— Start of Data lines —
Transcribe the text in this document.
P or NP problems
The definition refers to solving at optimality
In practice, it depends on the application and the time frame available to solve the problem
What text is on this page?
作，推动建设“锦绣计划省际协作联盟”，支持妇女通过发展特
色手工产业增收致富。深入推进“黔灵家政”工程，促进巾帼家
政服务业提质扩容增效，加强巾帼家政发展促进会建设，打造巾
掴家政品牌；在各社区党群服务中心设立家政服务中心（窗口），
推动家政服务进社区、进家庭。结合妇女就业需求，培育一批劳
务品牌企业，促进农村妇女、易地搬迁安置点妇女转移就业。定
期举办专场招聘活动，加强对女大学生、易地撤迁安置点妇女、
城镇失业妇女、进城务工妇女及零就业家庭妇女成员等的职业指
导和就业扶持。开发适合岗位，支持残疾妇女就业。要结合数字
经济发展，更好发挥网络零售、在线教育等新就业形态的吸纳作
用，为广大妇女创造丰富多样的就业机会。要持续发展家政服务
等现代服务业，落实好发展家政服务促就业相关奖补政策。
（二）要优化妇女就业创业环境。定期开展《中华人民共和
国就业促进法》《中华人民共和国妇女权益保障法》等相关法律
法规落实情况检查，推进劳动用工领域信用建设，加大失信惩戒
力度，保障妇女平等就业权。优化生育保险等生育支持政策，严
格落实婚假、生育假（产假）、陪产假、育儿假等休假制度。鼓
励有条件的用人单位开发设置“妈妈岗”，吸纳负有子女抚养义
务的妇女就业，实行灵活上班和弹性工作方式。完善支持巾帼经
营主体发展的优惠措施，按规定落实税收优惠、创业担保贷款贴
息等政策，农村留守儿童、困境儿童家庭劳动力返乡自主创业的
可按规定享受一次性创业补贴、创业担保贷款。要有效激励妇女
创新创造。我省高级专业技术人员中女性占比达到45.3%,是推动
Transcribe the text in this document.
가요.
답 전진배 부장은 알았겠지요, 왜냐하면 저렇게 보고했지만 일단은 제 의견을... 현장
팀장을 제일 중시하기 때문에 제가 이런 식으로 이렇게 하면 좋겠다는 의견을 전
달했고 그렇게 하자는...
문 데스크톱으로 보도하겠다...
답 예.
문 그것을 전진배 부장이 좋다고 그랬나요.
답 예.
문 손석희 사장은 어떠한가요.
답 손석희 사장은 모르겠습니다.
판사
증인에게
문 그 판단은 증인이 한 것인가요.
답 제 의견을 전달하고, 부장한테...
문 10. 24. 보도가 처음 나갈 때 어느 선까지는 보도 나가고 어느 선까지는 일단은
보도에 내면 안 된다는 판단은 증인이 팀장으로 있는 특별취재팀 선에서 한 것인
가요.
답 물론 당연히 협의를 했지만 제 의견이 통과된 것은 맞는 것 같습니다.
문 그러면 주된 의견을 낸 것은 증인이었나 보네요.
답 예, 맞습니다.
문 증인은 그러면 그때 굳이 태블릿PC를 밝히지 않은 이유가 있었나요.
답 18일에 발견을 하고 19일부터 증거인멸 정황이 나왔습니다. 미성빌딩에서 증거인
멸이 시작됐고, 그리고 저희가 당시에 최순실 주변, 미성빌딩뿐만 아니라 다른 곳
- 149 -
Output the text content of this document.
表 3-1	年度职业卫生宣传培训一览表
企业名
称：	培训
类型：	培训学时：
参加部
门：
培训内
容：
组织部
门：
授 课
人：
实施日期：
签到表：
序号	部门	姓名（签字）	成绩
— End of Data lines —
• What to work on: Count the lines in the entries that hold the word "this", and give nothing but the total.

• Final answer: 4